• Supplied data:
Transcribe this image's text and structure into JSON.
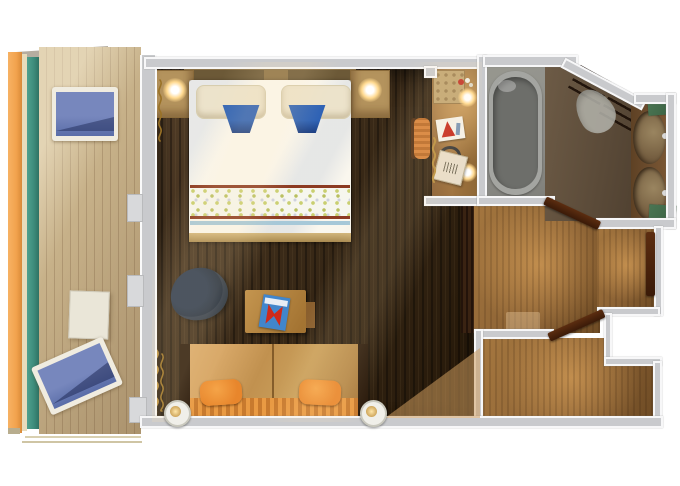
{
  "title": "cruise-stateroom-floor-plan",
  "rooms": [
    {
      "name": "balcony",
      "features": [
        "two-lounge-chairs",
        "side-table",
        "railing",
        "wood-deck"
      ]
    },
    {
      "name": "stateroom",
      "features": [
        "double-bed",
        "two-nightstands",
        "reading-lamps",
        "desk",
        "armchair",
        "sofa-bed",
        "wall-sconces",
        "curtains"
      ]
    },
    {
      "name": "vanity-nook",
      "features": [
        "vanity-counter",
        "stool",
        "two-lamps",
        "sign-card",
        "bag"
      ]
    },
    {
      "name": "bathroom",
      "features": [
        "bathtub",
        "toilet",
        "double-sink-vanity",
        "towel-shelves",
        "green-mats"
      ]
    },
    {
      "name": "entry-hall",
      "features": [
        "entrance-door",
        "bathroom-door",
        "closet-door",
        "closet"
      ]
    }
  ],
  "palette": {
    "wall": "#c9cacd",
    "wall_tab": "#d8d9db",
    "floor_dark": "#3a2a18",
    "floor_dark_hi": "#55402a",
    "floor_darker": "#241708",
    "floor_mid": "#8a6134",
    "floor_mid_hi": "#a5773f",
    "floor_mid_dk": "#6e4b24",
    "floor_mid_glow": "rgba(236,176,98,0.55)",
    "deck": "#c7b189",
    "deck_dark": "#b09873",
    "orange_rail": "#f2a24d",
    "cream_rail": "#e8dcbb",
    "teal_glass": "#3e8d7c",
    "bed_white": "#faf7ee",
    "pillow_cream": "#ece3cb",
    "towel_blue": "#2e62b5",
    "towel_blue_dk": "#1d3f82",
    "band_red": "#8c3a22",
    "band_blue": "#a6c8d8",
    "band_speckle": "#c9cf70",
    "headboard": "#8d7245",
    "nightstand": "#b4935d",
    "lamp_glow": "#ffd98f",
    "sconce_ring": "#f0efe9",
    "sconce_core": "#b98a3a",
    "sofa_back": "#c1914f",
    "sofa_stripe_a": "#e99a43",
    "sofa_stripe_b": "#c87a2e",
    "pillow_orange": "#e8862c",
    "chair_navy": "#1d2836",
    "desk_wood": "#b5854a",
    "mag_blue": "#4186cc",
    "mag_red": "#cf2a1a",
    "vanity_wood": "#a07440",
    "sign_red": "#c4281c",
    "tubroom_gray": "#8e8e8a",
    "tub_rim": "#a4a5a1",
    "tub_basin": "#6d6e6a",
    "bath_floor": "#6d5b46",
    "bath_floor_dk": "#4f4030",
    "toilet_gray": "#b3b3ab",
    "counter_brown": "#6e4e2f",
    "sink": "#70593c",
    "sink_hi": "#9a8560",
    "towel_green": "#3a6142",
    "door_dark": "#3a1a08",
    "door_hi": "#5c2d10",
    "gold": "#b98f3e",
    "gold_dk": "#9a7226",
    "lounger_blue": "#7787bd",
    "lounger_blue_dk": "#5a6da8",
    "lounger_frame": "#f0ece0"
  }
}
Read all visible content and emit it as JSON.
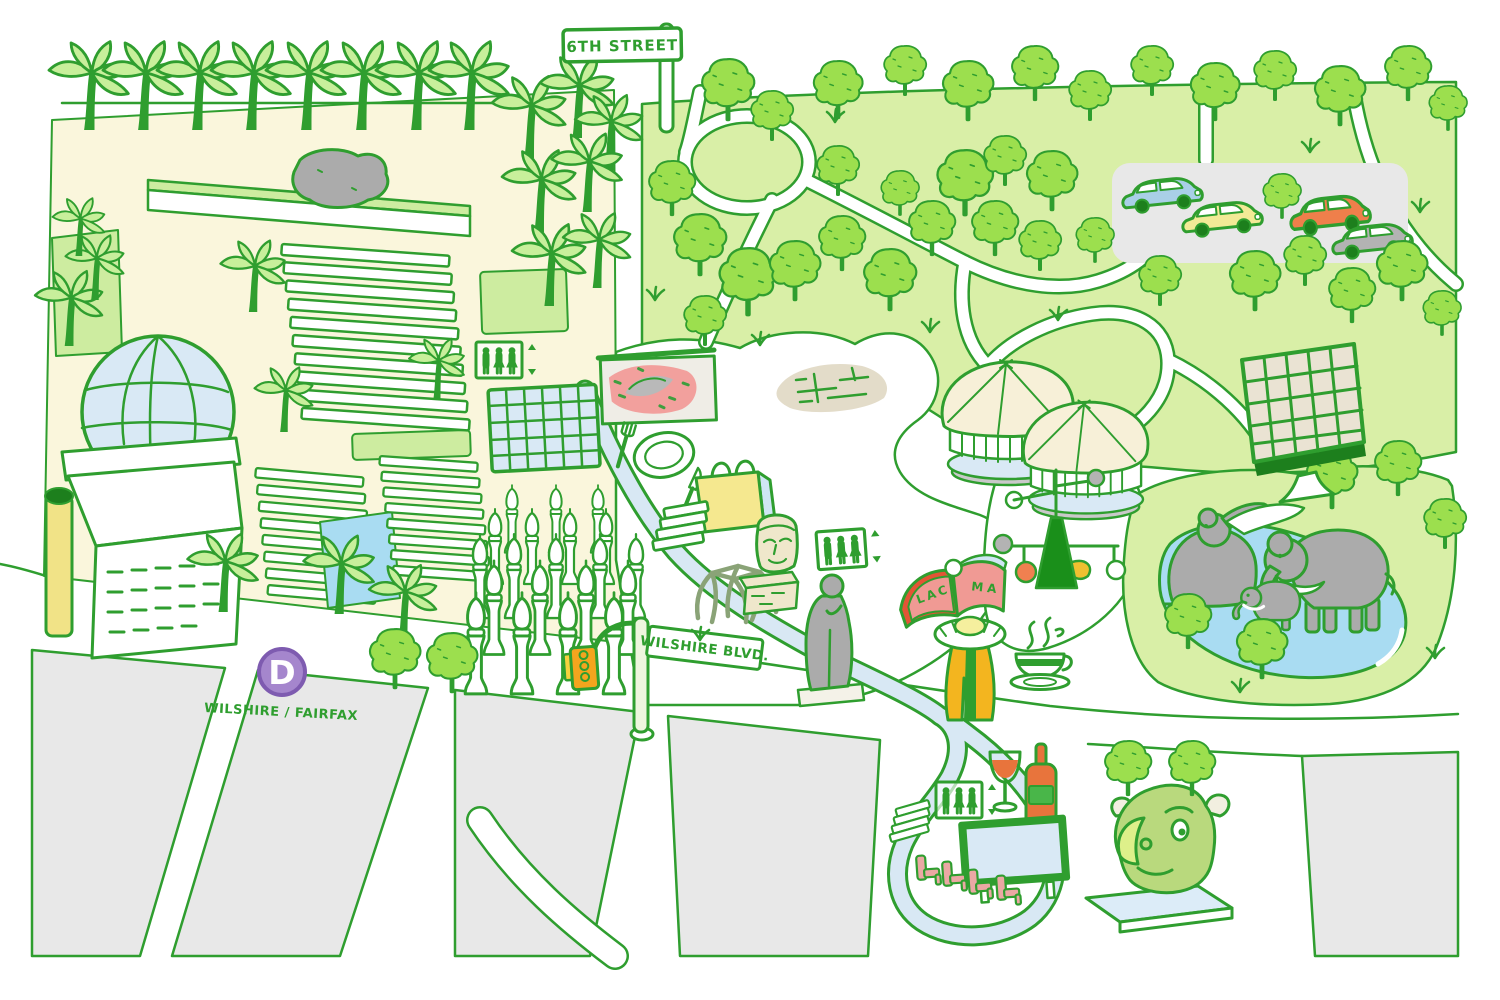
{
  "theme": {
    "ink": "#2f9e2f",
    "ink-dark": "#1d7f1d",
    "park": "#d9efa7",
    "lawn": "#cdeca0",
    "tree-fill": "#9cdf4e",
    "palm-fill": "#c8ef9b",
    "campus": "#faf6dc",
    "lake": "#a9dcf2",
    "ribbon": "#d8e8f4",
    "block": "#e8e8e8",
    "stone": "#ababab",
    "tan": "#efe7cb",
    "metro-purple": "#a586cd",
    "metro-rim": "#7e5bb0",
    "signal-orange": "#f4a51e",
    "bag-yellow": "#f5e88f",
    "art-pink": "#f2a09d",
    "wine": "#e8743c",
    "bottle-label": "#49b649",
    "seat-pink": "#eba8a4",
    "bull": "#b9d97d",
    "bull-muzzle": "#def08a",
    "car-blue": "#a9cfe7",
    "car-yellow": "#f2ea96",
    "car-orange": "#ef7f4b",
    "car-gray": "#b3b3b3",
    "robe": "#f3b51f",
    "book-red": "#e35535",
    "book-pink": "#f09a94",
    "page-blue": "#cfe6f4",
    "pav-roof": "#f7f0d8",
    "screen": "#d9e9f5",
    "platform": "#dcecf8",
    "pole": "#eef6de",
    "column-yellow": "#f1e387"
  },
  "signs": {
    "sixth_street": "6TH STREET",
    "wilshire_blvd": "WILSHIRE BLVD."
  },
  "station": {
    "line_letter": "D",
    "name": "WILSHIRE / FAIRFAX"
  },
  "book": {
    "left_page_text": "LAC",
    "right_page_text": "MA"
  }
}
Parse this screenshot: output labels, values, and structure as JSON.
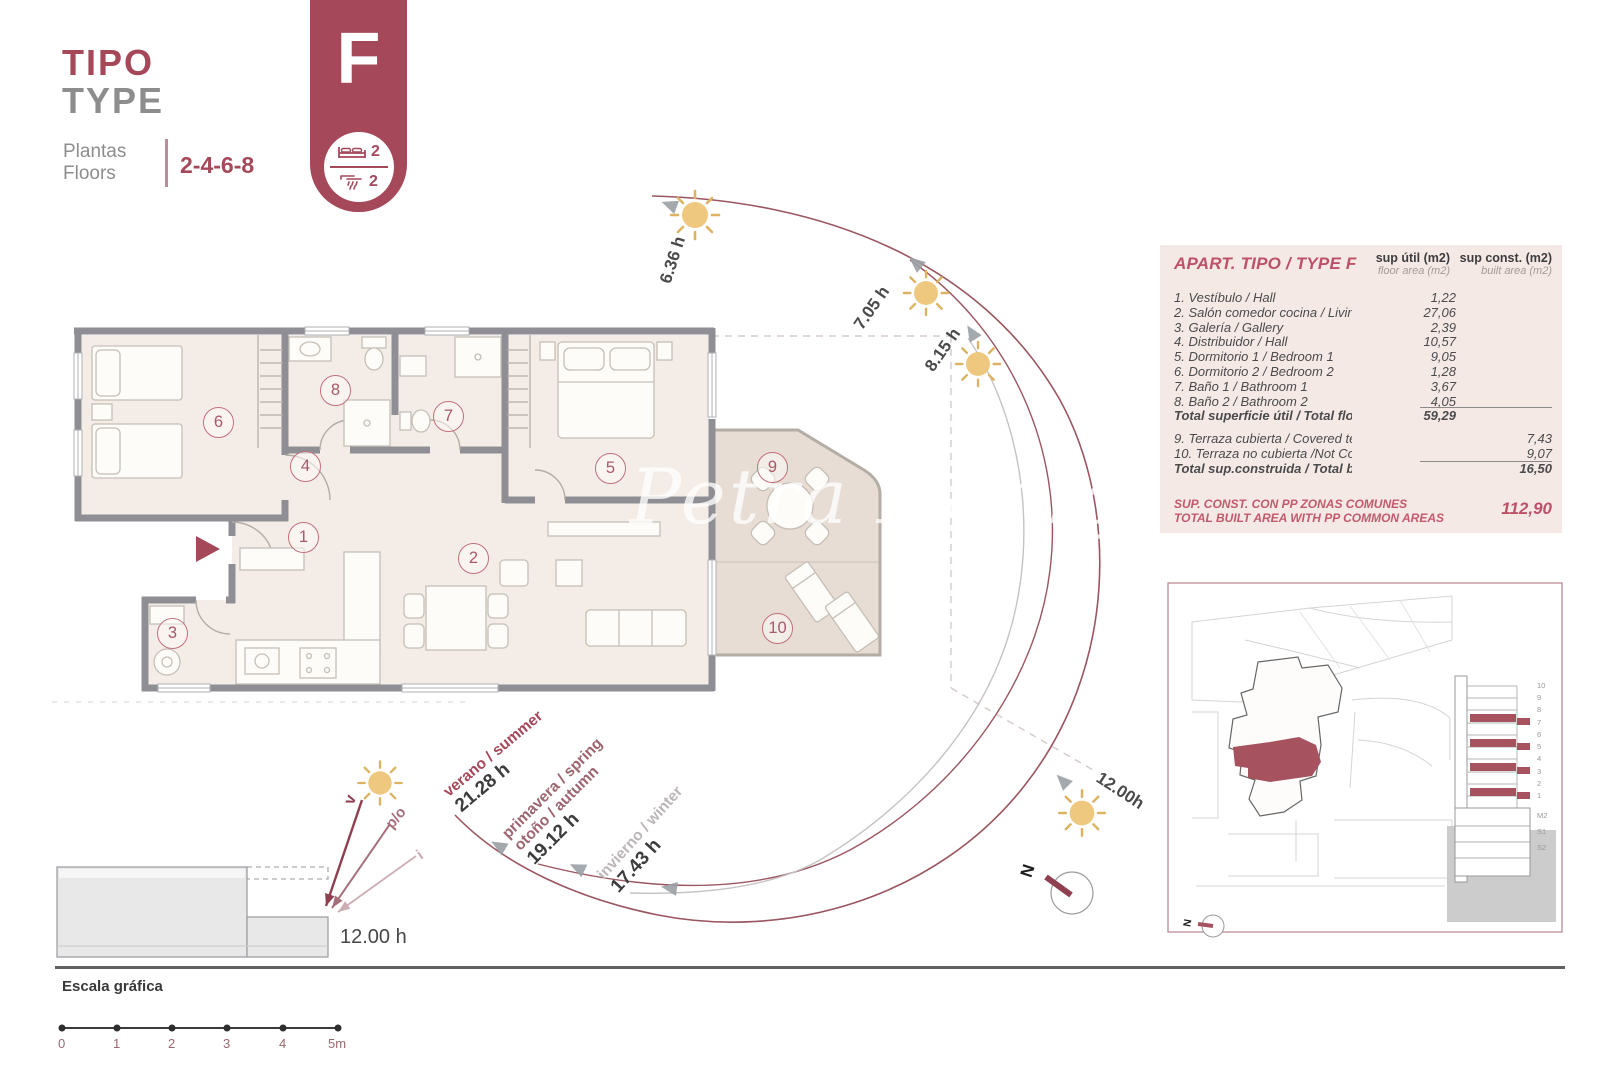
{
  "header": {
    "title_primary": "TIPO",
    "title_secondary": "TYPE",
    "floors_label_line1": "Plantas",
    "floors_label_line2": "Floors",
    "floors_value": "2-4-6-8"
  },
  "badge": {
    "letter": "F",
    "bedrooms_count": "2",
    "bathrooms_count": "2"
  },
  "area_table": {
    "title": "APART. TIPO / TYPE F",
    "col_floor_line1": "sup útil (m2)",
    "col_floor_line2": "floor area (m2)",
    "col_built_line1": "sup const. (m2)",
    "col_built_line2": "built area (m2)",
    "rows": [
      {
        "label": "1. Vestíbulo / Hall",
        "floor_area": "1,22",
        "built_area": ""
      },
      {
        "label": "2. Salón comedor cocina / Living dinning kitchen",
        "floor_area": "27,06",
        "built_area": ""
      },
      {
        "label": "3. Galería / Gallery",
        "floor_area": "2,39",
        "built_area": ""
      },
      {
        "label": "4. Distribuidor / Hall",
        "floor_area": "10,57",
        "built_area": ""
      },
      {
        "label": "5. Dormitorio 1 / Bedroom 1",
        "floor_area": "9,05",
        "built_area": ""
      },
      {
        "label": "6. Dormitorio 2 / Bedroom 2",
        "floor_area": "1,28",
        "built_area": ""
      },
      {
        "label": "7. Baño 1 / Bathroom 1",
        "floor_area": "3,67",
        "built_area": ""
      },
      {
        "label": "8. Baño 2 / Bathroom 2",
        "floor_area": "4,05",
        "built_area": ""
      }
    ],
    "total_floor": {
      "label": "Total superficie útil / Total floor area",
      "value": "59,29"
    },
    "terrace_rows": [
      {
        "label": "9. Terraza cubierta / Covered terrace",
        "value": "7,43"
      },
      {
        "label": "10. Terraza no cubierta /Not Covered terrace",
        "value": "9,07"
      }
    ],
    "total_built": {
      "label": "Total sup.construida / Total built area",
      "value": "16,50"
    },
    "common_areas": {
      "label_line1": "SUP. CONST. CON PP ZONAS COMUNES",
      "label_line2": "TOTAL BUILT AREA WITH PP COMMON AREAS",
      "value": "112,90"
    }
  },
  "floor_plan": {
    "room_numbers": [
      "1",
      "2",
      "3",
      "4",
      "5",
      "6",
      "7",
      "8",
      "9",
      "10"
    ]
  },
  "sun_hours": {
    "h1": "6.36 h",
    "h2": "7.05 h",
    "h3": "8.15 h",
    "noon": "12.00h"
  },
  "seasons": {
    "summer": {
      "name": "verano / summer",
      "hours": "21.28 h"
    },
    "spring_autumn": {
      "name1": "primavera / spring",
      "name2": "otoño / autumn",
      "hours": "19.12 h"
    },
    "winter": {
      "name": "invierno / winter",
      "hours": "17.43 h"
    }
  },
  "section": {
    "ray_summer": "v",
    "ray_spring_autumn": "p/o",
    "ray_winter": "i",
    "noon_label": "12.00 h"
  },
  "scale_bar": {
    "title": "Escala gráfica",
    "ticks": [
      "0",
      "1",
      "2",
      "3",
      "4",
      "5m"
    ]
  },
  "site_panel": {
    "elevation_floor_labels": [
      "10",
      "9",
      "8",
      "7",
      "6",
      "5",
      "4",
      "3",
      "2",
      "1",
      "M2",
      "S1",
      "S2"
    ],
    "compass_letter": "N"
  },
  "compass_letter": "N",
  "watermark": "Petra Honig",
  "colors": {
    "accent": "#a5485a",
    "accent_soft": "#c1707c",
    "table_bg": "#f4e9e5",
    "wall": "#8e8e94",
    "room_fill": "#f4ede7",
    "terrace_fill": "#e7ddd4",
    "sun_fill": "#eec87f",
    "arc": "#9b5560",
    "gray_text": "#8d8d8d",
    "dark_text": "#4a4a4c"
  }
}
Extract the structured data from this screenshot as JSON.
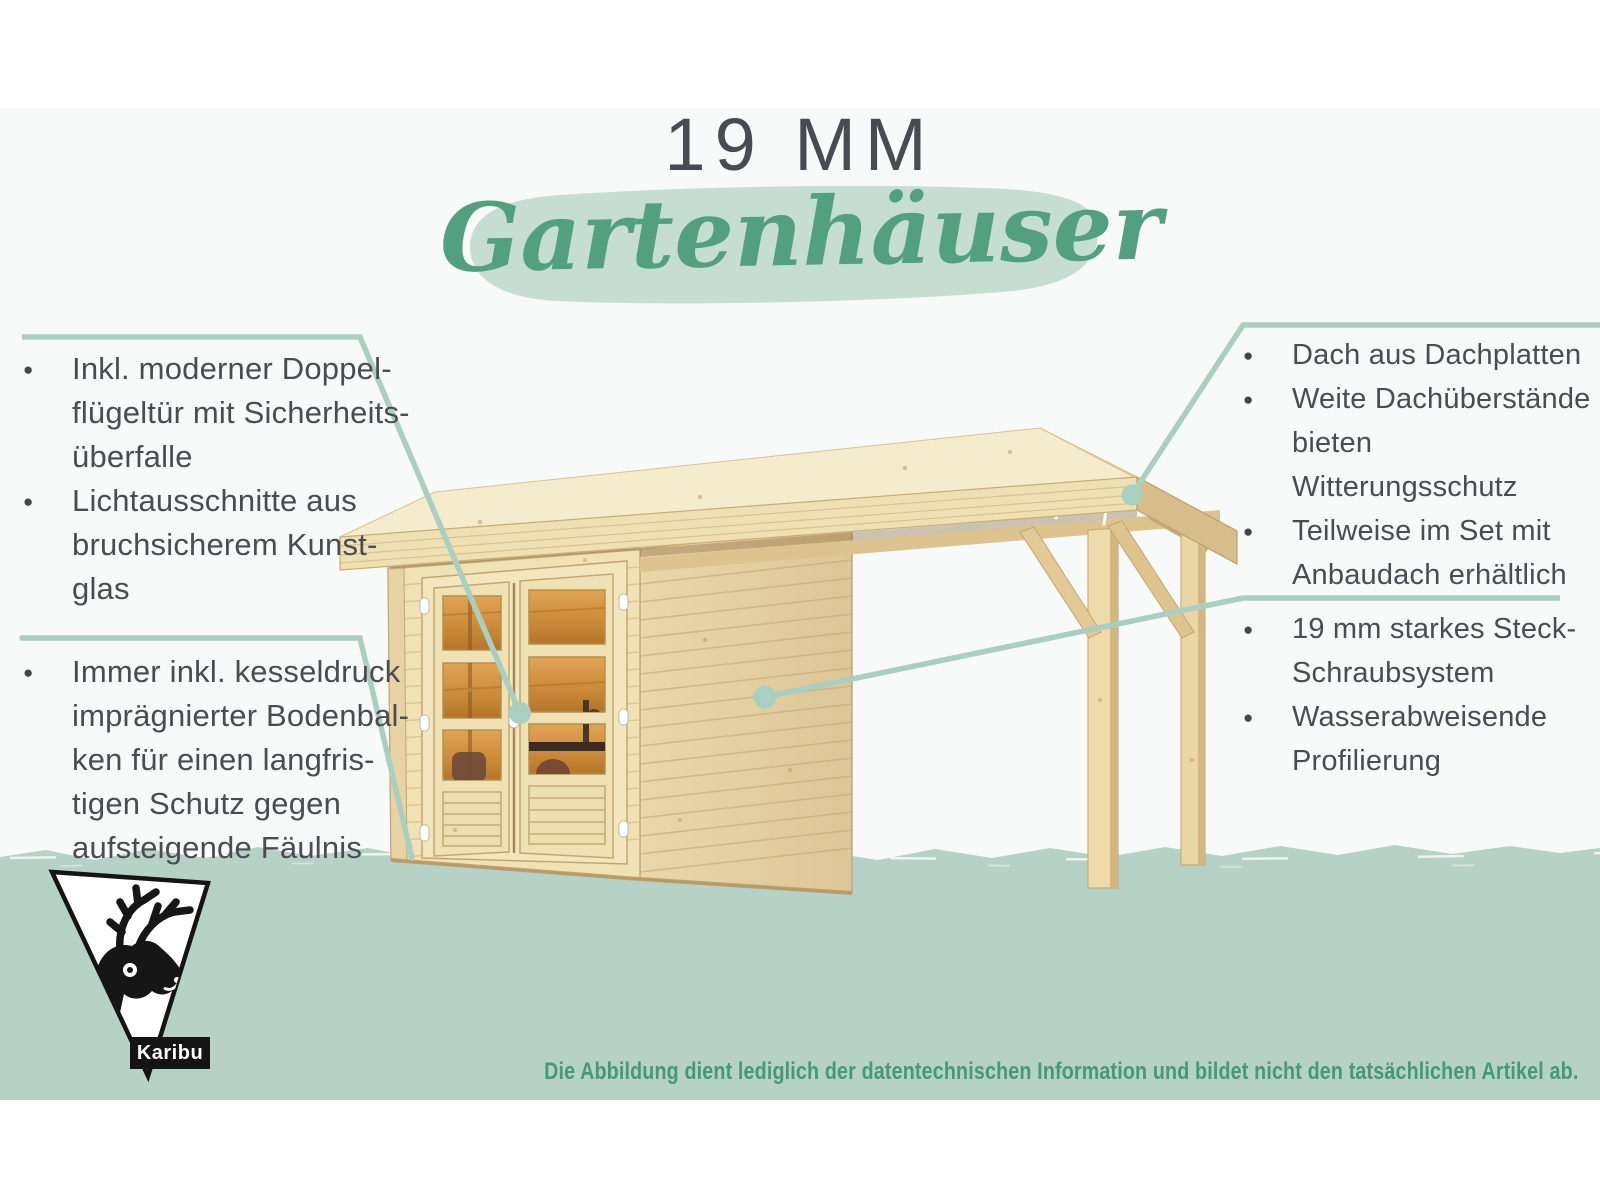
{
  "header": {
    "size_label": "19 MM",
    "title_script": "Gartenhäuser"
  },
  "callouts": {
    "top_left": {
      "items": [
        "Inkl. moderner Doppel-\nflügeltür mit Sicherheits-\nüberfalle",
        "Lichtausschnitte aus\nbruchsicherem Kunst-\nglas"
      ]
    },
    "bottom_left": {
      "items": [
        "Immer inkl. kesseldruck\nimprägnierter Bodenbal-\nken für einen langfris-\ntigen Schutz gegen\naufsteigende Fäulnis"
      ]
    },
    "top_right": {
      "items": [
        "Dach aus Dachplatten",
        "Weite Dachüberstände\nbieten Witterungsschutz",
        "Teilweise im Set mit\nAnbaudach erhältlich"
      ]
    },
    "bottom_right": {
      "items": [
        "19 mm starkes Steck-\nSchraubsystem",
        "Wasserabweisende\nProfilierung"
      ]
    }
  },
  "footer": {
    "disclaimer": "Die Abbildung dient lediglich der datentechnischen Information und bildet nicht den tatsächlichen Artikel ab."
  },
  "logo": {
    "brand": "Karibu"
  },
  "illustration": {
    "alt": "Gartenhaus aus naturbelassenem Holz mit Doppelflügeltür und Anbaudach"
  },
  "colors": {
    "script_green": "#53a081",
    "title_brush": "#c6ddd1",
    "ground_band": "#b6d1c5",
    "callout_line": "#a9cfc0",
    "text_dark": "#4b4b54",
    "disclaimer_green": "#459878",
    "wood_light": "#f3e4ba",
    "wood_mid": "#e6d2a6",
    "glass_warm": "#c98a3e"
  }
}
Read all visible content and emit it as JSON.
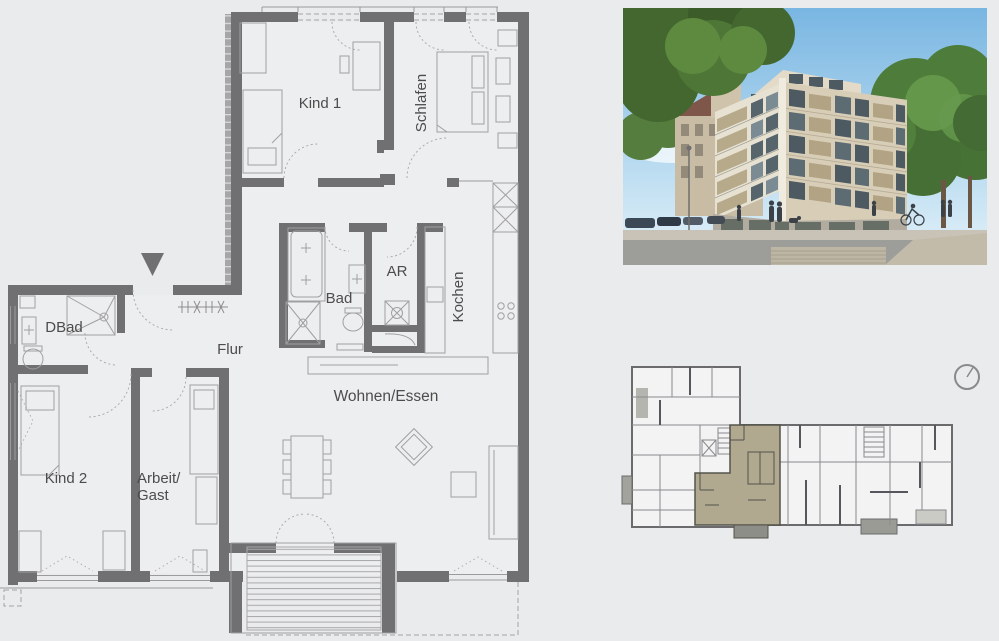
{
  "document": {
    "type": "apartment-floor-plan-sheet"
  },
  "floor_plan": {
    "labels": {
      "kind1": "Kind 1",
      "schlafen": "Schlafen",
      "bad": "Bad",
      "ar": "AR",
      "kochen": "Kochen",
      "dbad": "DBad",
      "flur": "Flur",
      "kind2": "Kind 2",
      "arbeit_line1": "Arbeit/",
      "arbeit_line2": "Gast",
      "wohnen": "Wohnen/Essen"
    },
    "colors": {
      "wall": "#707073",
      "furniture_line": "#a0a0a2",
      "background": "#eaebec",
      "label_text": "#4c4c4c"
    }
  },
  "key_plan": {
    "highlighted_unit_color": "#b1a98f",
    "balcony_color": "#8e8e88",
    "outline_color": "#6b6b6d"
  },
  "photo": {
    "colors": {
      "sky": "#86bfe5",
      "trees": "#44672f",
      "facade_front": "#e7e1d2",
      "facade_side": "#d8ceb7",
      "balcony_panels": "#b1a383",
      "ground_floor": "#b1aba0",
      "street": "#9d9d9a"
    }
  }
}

• Stated exercise: Gather each line from the entries above that includes the word "WILSHIRE".

• The completed task:
    "wilshire_blvd": "WILSHIRE BLVD."
    "name": "WILSHIRE / FAIRFAX"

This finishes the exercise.